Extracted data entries
"""
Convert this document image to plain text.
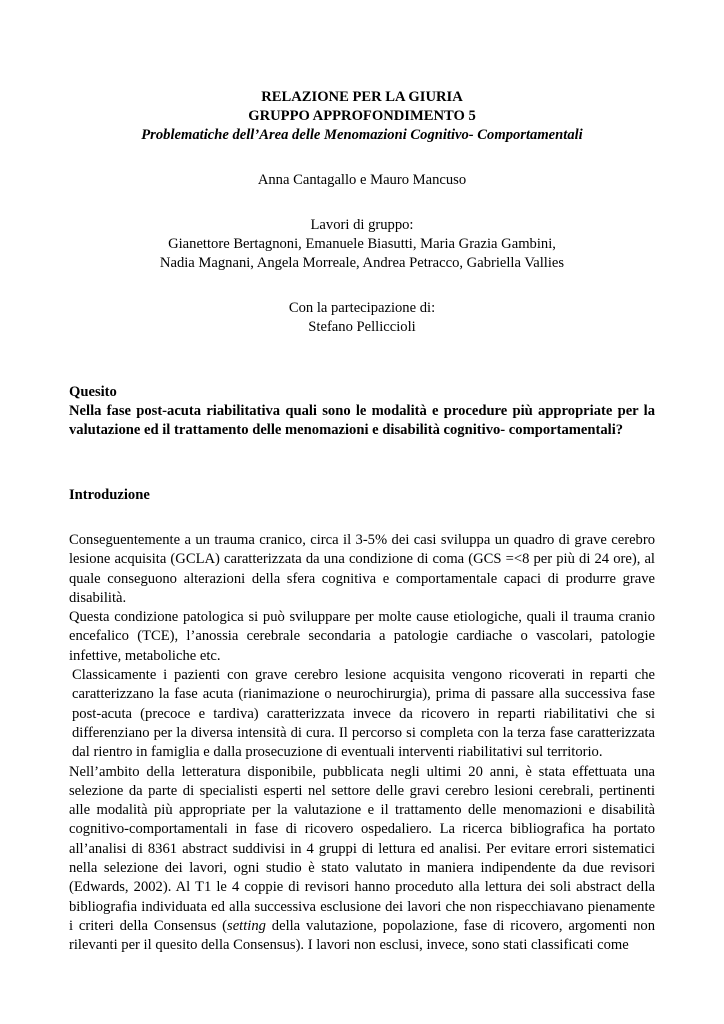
RELAZIONE PER LA GIURIA

GRUPPO APPROFONDIMENTO 5

Problematiche dell’Area delle Menomazioni Cognitivo- Comportamentali

Anna Cantagallo e Mauro Mancuso

Lavori di gruppo:

Gianettore Bertagnoni, Emanuele Biasutti, Maria Grazia Gambini,

Nadia Magnani, Angela Morreale, Andrea Petracco, Gabriella Vallies

Con la partecipazione di:

Stefano Pelliccioli

Quesito

Nella fase post-acuta riabilitativa quali sono le modalità e procedure più appropriate per la valutazione ed il trattamento delle menomazioni e disabilità cognitivo- comportamentali?

Introduzione

Conseguentemente a un trauma cranico, circa il 3-5% dei casi sviluppa un quadro di grave cerebro lesione acquisita (GCLA) caratterizzata da una condizione di coma (GCS =<8 per più di 24 ore), al quale conseguono alterazioni della sfera cognitiva e comportamentale capaci di produrre grave disabilità.

Questa condizione patologica si può sviluppare per molte cause etiologiche, quali il trauma cranio encefalico (TCE), l’anossia cerebrale secondaria a patologie cardiache o vascolari, patologie infettive, metaboliche etc.

Classicamente i pazienti con grave cerebro lesione acquisita vengono ricoverati in reparti che caratterizzano la fase acuta (rianimazione o neurochirurgia), prima di passare alla successiva fase post-acuta (precoce e tardiva) caratterizzata invece da ricovero in reparti riabilitativi che si differenziano per la diversa intensità di cura. Il percorso si completa con la terza fase caratterizzata dal rientro in famiglia e dalla prosecuzione di eventuali interventi riabilitativi sul territorio.

Nell’ambito della letteratura disponibile, pubblicata negli ultimi 20 anni, è stata effettuata una selezione da parte di specialisti esperti nel settore delle gravi cerebro lesioni cerebrali, pertinenti alle modalità più appropriate per la valutazione e il trattamento delle menomazioni e disabilità cognitivo-comportamentali in fase di ricovero ospedaliero. La ricerca bibliografica ha portato all’analisi di 8361 abstract suddivisi in 4 gruppi di lettura ed analisi. Per evitare errori sistematici nella selezione dei lavori, ogni studio è stato valutato in maniera indipendente da due revisori (Edwards, 2002). Al T1 le 4 coppie di revisori hanno proceduto alla lettura dei soli abstract della bibliografia individuata ed alla successiva esclusione dei lavori che non rispecchiavano pienamente i criteri della Consensus (setting della valutazione, popolazione, fase di ricovero, argomenti non rilevanti per il quesito della Consensus). I lavori non esclusi, invece, sono stati classificati come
"""
SET EXERCISE. Reproduce the listing above exactly, excluding all pictures.

RESULT OF THIS TASK.
Convert this document image to plain text.
RELAZIONE PER LA GIURIA

GRUPPO APPROFONDIMENTO 5

Problematiche dell’Area delle Menomazioni Cognitivo- Comportamentali

Anna Cantagallo e Mauro Mancuso

Lavori di gruppo:

Gianettore Bertagnoni, Emanuele Biasutti, Maria Grazia Gambini,

Nadia Magnani, Angela Morreale, Andrea Petracco, Gabriella Vallies

Con la partecipazione di:

Stefano Pelliccioli

Quesito

Nella fase post-acuta riabilitativa quali sono le modalità e procedure più appropriate per la valutazione ed il trattamento delle menomazioni e disabilità cognitivo- comportamentali?

Introduzione

Conseguentemente a un trauma cranico, circa il 3-5% dei casi sviluppa un quadro di grave cerebro lesione acquisita (GCLA) caratterizzata da una condizione di coma (GCS =<8 per più di 24 ore), al quale conseguono alterazioni della sfera cognitiva e comportamentale capaci di produrre grave disabilità.

Questa condizione patologica si può sviluppare per molte cause etiologiche, quali il trauma cranio encefalico (TCE), l’anossia cerebrale secondaria a patologie cardiache o vascolari, patologie infettive, metaboliche etc.

Classicamente i pazienti con grave cerebro lesione acquisita vengono ricoverati in reparti che caratterizzano la fase acuta (rianimazione o neurochirurgia), prima di passare alla successiva fase post-acuta (precoce e tardiva) caratterizzata invece da ricovero in reparti riabilitativi che si differenziano per la diversa intensità di cura. Il percorso si completa con la terza fase caratterizzata dal rientro in famiglia e dalla prosecuzione di eventuali interventi riabilitativi sul territorio.

Nell’ambito della letteratura disponibile, pubblicata negli ultimi 20 anni, è stata effettuata una selezione da parte di specialisti esperti nel settore delle gravi cerebro lesioni cerebrali, pertinenti alle modalità più appropriate per la valutazione e il trattamento delle menomazioni e disabilità cognitivo-comportamentali in fase di ricovero ospedaliero. La ricerca bibliografica ha portato all’analisi di 8361 abstract suddivisi in 4 gruppi di lettura ed analisi. Per evitare errori sistematici nella selezione dei lavori, ogni studio è stato valutato in maniera indipendente da due revisori (Edwards, 2002). Al T1 le 4 coppie di revisori hanno proceduto alla lettura dei soli abstract della bibliografia individuata ed alla successiva esclusione dei lavori che non rispecchiavano pienamente i criteri della Consensus (setting della valutazione, popolazione, fase di ricovero, argomenti non rilevanti per il quesito della Consensus). I lavori non esclusi, invece, sono stati classificati come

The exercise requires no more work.